> [SUPPLIED RECORDS]:
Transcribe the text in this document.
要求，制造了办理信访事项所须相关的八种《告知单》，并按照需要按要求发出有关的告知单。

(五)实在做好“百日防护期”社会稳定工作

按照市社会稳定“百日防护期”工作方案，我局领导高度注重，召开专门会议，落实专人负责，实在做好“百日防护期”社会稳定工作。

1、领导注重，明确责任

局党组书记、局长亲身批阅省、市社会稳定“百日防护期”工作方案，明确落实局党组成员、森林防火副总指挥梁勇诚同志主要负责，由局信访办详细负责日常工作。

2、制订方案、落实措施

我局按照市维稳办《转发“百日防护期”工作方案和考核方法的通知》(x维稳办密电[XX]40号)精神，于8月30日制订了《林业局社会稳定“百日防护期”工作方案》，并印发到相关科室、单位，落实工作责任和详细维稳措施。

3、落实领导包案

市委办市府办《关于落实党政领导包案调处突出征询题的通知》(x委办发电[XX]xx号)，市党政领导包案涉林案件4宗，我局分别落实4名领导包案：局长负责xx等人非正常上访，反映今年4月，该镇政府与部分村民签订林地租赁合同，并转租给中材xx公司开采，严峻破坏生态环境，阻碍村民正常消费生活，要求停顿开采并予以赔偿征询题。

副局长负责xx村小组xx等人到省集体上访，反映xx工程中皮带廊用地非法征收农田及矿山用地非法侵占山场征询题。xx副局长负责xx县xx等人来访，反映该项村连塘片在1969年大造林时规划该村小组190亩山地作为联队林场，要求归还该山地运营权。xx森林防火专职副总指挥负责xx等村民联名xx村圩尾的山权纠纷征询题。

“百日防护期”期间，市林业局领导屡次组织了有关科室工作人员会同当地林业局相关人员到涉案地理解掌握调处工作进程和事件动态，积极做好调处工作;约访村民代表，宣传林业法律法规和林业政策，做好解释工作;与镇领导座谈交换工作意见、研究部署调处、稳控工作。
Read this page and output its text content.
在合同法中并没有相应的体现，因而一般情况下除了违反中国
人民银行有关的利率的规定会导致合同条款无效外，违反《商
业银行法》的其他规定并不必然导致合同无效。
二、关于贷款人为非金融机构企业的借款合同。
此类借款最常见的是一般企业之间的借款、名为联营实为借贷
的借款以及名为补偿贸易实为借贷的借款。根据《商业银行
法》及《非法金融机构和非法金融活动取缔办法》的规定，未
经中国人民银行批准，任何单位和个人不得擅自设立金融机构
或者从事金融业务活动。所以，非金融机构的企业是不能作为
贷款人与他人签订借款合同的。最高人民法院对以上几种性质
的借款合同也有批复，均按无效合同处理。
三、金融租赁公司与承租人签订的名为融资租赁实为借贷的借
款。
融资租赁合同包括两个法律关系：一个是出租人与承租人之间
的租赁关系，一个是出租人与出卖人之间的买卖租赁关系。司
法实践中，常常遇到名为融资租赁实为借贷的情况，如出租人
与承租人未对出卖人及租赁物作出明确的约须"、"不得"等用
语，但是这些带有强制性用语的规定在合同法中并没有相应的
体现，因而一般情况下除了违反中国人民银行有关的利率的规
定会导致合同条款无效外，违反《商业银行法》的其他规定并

> [WHAT IS ASKED]: Only the number is wanted: how many lines of the material contain the word "text"?

> [SOLUTION]: 2